WORK INSTRUCTIONS:
Determine which lines of the records include the word "they", and copy them.

DATA FOR PROCESSING:
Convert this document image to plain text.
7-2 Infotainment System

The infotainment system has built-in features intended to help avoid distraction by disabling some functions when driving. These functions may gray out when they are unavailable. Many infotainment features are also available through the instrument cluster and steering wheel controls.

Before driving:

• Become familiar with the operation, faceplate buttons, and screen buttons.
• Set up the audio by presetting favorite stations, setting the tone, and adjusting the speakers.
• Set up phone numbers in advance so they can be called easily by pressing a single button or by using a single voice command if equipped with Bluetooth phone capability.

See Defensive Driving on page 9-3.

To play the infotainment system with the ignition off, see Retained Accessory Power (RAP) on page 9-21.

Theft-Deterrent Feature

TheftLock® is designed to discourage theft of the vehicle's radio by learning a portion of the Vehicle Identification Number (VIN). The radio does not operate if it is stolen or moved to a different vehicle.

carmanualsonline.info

CORRECT OUTPUT:
The infotainment system has built-in features intended to help avoid distraction by disabling some functions when driving. These functions may gray out when they are unavailable. Many infotainment features are also available through the instrument cluster and steering wheel controls.
• Set up phone numbers in advance so they can be called easily by pressing a single button or by using a single voice command if equipped with Bluetooth phone capability.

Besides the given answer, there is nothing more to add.